- Problem details
Pick out the lines below with "data" and list them.

□ □ □ □ □ □ □

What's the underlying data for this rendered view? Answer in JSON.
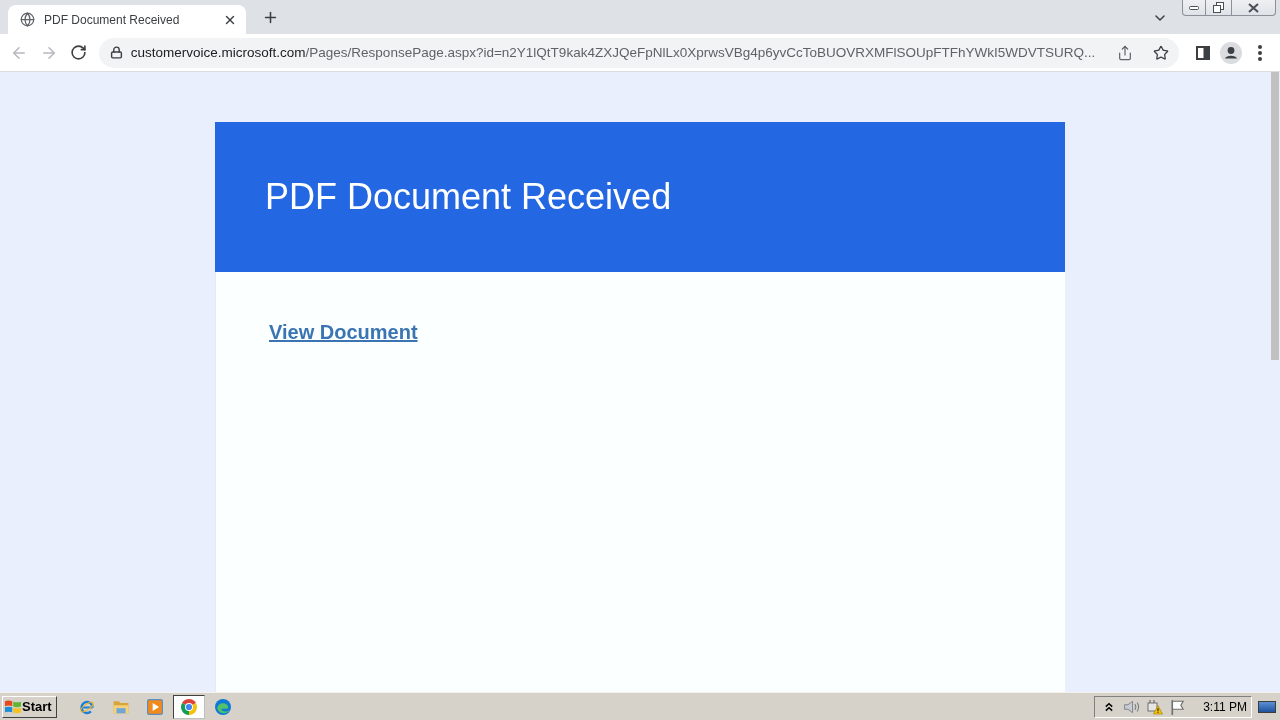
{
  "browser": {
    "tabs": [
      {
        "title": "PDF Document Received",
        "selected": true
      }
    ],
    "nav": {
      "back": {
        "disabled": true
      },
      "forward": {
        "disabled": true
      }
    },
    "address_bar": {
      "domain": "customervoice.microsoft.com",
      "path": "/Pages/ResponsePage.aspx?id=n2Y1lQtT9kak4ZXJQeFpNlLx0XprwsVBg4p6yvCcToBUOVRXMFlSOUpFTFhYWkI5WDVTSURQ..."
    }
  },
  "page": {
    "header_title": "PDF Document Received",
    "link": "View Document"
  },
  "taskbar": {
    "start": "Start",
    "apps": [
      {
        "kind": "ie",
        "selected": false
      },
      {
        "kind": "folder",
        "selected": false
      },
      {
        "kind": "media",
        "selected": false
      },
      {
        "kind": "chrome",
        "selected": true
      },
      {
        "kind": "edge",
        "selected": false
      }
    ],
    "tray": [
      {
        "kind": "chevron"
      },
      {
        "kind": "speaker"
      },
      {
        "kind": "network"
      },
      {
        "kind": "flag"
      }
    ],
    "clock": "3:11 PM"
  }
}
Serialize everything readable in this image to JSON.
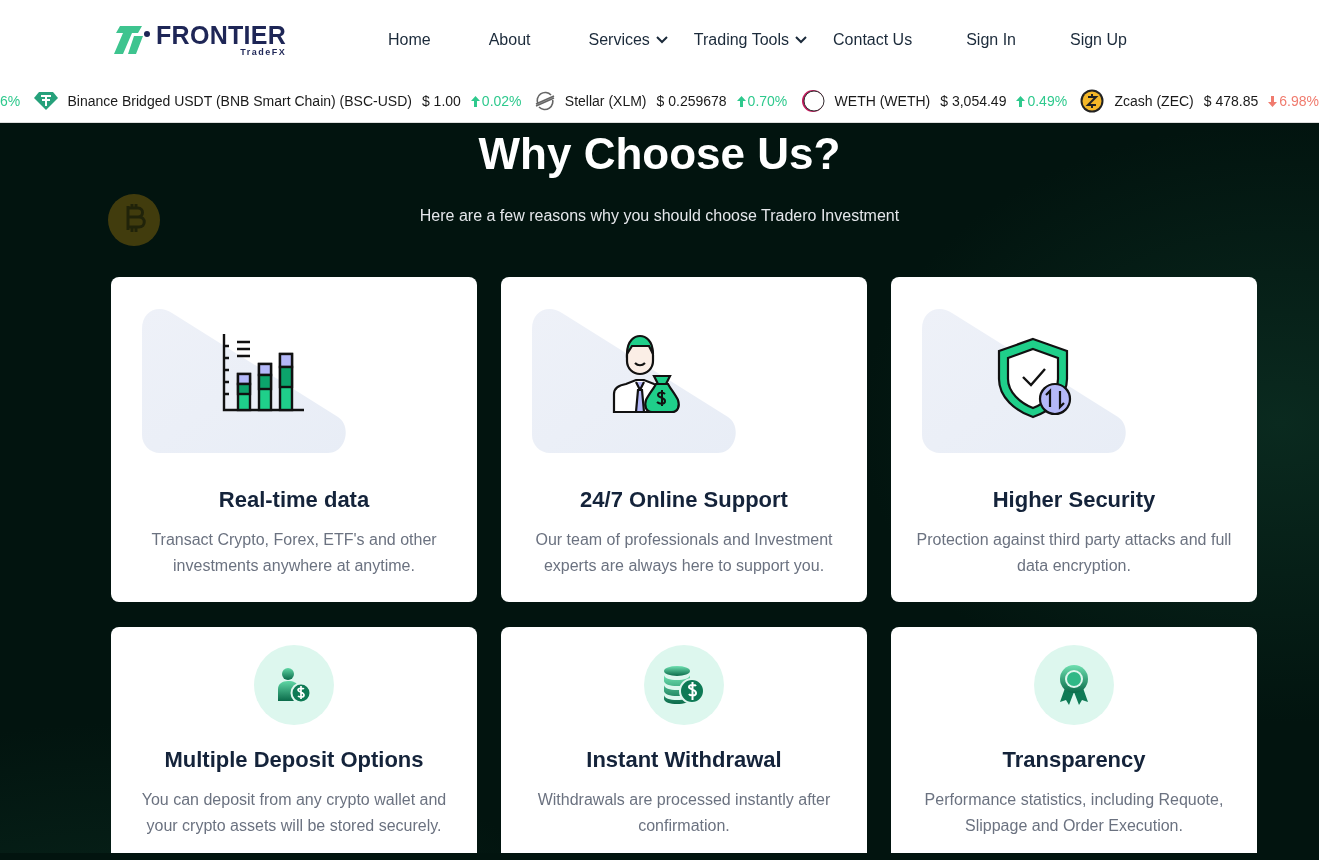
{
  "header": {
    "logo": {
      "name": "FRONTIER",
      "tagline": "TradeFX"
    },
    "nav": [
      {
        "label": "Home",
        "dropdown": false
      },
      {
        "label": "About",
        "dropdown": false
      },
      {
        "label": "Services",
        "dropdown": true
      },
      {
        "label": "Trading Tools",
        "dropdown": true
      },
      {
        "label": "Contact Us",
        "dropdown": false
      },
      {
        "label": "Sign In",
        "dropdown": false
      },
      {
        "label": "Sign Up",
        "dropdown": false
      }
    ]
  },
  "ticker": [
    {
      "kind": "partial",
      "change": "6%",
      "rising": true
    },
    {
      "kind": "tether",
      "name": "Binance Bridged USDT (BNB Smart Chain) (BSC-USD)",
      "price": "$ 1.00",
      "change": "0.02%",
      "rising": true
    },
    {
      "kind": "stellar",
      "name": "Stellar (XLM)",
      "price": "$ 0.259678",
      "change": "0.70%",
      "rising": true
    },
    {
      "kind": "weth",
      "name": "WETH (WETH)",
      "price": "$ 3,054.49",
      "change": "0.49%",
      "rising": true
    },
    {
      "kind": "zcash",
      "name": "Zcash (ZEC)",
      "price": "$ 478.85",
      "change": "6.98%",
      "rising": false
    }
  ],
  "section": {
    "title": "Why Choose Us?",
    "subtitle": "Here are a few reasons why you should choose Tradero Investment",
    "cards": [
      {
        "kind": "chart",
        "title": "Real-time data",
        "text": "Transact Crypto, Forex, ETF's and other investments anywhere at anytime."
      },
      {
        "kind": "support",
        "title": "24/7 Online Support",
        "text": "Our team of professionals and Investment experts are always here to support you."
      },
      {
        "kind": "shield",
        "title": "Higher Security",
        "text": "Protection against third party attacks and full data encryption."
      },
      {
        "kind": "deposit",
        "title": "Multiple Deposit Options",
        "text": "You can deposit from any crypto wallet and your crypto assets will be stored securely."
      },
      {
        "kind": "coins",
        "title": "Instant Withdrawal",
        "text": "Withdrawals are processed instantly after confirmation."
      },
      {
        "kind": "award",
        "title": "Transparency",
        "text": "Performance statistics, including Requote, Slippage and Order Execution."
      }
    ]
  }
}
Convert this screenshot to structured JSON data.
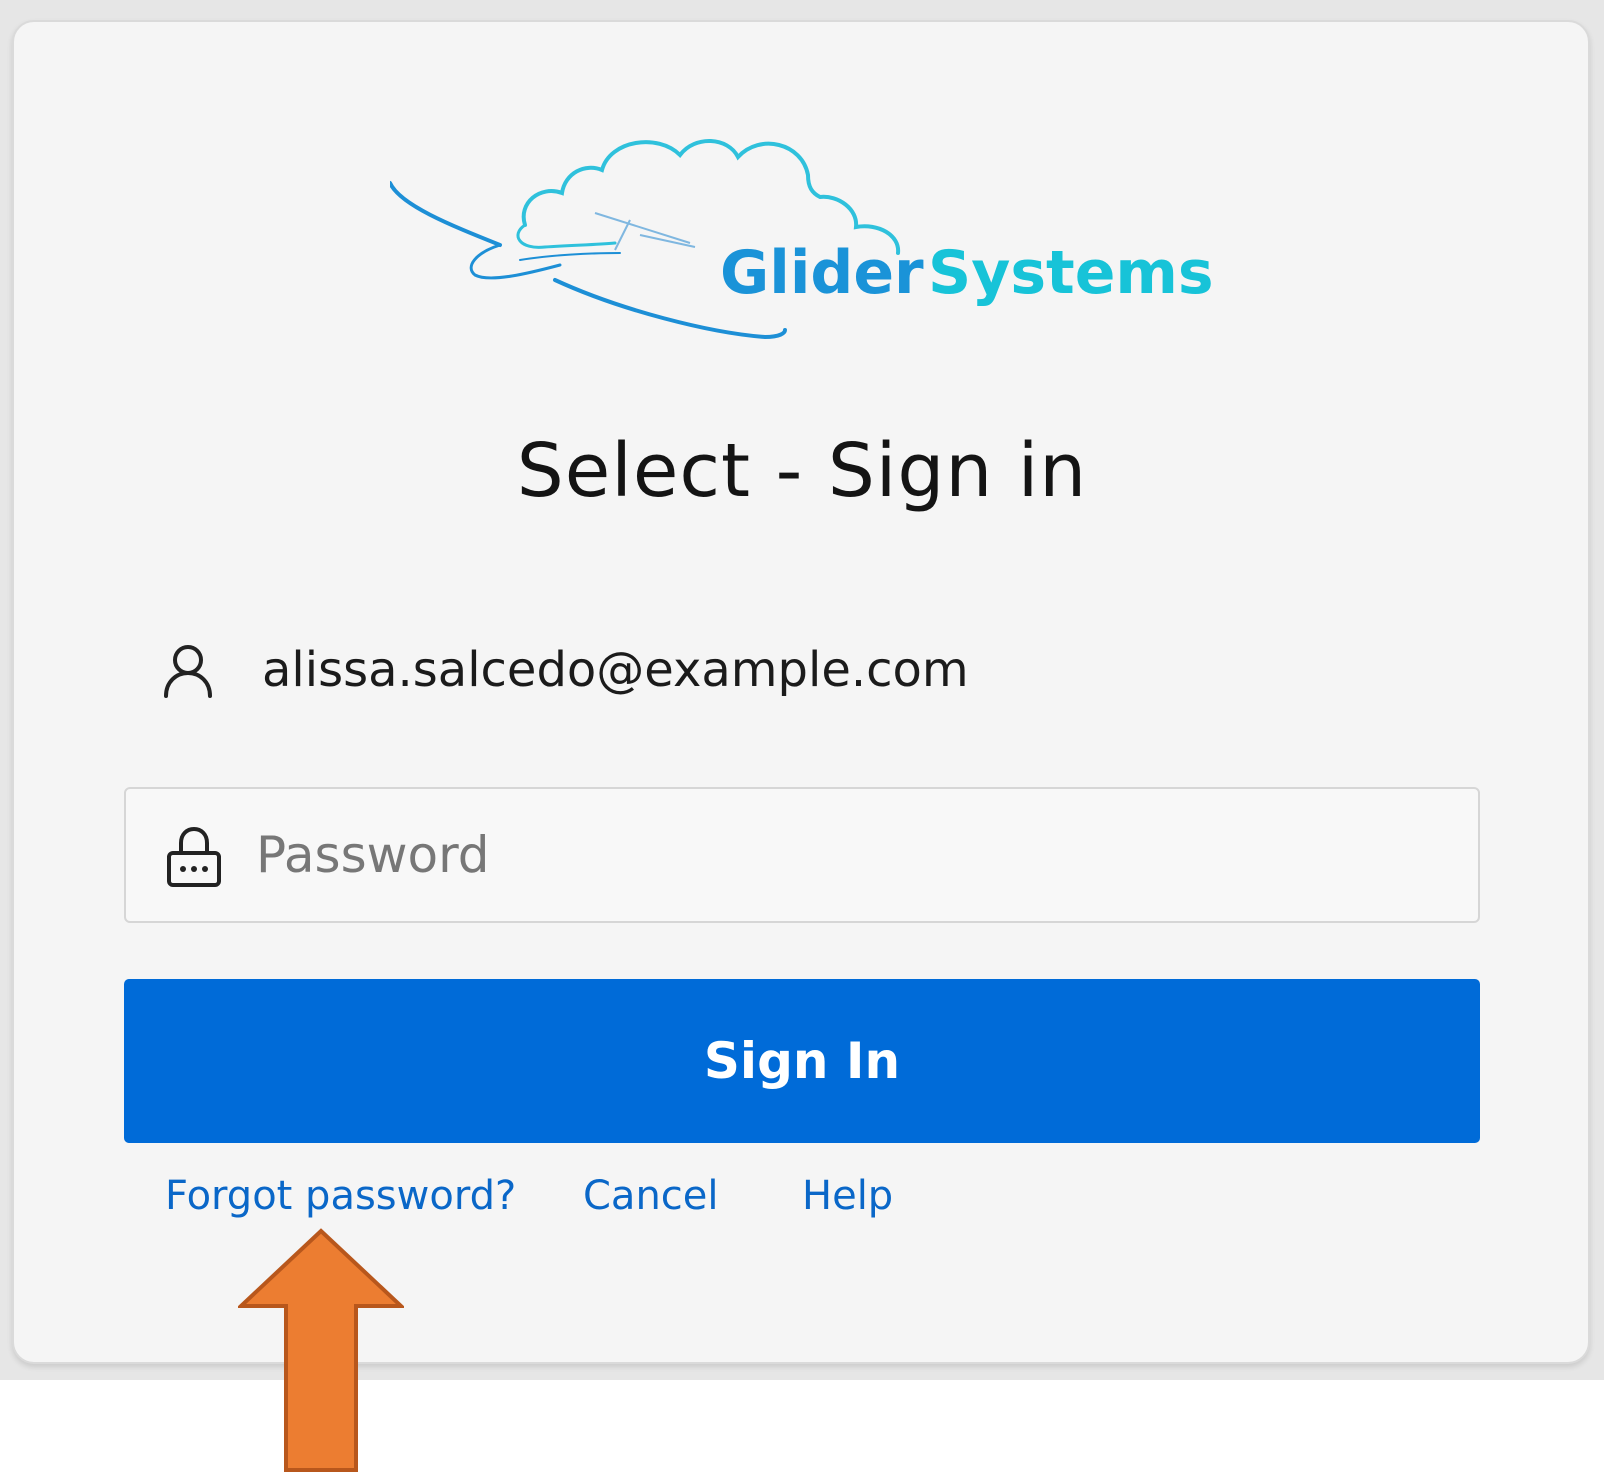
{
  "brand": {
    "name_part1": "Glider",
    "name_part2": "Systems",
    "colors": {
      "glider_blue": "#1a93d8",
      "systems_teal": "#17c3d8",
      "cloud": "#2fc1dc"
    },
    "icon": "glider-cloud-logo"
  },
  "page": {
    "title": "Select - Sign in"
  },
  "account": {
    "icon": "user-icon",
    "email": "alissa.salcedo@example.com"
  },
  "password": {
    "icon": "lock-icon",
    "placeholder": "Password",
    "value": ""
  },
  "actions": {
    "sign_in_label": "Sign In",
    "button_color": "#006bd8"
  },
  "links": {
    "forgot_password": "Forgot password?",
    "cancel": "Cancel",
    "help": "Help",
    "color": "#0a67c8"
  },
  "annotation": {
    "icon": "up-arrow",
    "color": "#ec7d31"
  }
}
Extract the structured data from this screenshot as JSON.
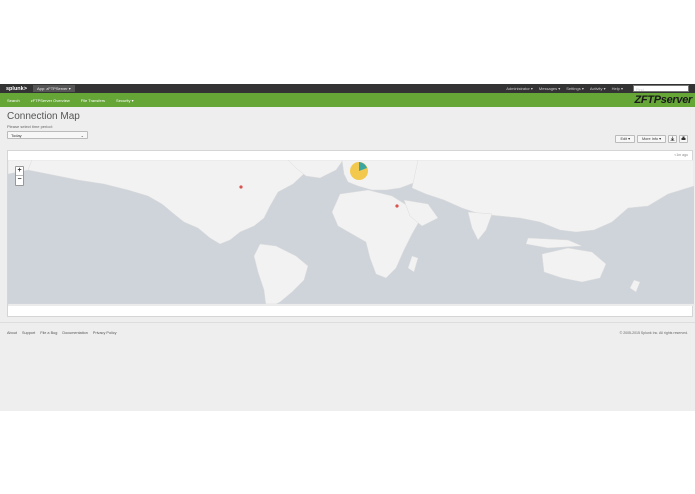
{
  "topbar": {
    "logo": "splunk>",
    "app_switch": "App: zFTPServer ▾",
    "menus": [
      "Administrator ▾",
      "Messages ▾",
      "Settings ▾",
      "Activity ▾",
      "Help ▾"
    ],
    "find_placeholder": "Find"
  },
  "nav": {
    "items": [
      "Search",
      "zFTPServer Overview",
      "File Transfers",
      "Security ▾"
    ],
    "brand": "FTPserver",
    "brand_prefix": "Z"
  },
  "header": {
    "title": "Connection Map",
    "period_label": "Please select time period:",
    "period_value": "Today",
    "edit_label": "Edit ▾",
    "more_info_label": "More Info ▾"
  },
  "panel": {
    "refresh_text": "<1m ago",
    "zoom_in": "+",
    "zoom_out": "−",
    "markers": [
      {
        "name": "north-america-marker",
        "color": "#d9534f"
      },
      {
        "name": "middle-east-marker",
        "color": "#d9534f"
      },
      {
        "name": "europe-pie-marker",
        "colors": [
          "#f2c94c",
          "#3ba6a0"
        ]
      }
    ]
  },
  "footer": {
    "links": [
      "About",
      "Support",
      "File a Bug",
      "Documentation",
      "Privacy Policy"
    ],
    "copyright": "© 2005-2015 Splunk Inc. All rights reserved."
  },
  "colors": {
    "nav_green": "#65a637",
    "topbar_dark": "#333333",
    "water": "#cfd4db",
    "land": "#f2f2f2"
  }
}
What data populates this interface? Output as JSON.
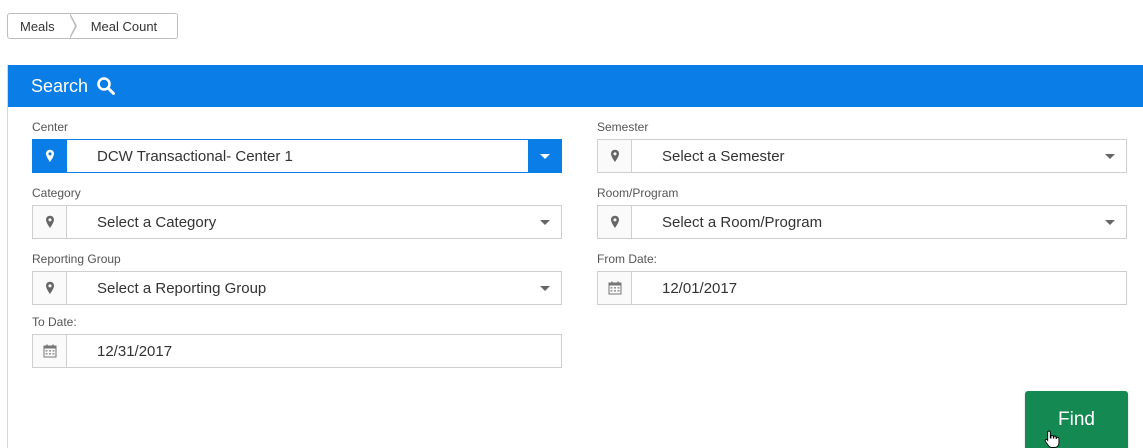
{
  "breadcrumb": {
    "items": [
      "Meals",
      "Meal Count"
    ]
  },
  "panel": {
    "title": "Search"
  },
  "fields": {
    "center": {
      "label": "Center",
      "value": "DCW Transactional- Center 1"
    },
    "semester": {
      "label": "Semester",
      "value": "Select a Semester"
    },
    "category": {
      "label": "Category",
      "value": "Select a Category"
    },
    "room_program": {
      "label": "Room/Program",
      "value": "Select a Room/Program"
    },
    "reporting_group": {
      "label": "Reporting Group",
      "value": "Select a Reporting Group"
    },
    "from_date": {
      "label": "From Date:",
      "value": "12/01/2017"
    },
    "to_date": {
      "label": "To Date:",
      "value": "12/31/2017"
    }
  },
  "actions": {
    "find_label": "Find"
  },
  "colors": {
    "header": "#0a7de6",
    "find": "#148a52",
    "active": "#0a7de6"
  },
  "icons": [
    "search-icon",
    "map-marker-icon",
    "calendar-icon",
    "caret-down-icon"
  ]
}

□ □ □ □ □ □ □

- Complete output
What's the underlying data for this rendered view? Answer in JSON.
        "title": "Real-time data",
        "text": "Protection against third party attacks and full data encryption."
Convert this screenshot to structured JSON data.
Extract the structured data from this screenshot as JSON.
What data populates this interface? Output as JSON.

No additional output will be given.